### Goal of the exercise
In full and without alteration, repeat the material.

### Record list
==*==

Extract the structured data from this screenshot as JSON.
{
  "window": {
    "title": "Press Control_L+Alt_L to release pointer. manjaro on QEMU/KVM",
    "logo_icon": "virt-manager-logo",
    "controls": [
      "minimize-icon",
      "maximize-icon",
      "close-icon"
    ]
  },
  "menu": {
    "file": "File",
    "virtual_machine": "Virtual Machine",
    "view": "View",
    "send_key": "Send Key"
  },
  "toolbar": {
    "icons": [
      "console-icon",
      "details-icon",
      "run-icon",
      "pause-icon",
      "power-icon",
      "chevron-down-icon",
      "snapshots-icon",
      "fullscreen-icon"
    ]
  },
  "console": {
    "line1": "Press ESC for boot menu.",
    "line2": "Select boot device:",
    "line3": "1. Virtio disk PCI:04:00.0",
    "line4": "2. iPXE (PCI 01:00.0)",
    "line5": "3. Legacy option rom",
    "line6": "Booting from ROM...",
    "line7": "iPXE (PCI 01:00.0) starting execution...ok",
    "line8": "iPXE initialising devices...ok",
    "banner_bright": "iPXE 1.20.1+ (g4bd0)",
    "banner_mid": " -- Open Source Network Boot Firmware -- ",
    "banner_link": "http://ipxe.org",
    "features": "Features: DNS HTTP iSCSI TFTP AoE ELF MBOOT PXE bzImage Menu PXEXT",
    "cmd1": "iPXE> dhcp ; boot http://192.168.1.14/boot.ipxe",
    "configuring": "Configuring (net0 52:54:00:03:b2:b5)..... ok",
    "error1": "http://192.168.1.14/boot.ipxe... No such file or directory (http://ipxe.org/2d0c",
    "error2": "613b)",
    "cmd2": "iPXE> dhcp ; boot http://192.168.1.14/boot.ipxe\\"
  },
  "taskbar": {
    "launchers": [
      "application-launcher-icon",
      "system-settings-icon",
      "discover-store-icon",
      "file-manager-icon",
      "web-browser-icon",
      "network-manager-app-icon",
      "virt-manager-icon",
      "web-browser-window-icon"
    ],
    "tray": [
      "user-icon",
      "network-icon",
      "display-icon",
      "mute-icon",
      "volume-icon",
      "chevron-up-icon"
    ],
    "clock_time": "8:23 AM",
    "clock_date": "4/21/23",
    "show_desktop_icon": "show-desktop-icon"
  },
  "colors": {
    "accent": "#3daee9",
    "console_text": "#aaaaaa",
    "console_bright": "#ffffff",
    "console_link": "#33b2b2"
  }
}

==*==

### Task response
Extract the structured data from this screenshot as JSON.
{
  "window": {
    "title": "Press Control_L+Alt_L to release pointer. manjaro on QEMU/KVM",
    "logo_icon": "virt-manager-logo",
    "controls": [
      "minimize-icon",
      "maximize-icon",
      "close-icon"
    ]
  },
  "menu": {
    "file": "File",
    "virtual_machine": "Virtual Machine",
    "view": "View",
    "send_key": "Send Key"
  },
  "toolbar": {
    "icons": [
      "console-icon",
      "details-icon",
      "run-icon",
      "pause-icon",
      "power-icon",
      "chevron-down-icon",
      "snapshots-icon",
      "fullscreen-icon"
    ]
  },
  "console": {
    "line1": "Press ESC for boot menu.",
    "line2": "Select boot device:",
    "line3": "1. Virtio disk PCI:04:00.0",
    "line4": "2. iPXE (PCI 01:00.0)",
    "line5": "3. Legacy option rom",
    "line6": "Booting from ROM...",
    "line7": "iPXE (PCI 01:00.0) starting execution...ok",
    "line8": "iPXE initialising devices...ok",
    "banner_bright": "iPXE 1.20.1+ (g4bd0)",
    "banner_mid": " -- Open Source Network Boot Firmware -- ",
    "banner_link": "http://ipxe.org",
    "features": "Features: DNS HTTP iSCSI TFTP AoE ELF MBOOT PXE bzImage Menu PXEXT",
    "cmd1": "iPXE> dhcp ; boot http://192.168.1.14/boot.ipxe",
    "configuring": "Configuring (net0 52:54:00:03:b2:b5)..... ok",
    "error1": "http://192.168.1.14/boot.ipxe... No such file or directory (http://ipxe.org/2d0c",
    "error2": "613b)",
    "cmd2": "iPXE> dhcp ; boot http://192.168.1.14/boot.ipxe\\"
  },
  "taskbar": {
    "launchers": [
      "application-launcher-icon",
      "system-settings-icon",
      "discover-store-icon",
      "file-manager-icon",
      "web-browser-icon",
      "network-manager-app-icon",
      "virt-manager-icon",
      "web-browser-window-icon"
    ],
    "tray": [
      "user-icon",
      "network-icon",
      "display-icon",
      "mute-icon",
      "volume-icon",
      "chevron-up-icon"
    ],
    "clock_time": "8:23 AM",
    "clock_date": "4/21/23",
    "show_desktop_icon": "show-desktop-icon"
  },
  "colors": {
    "accent": "#3daee9",
    "console_text": "#aaaaaa",
    "console_bright": "#ffffff",
    "console_link": "#33b2b2"
  }
}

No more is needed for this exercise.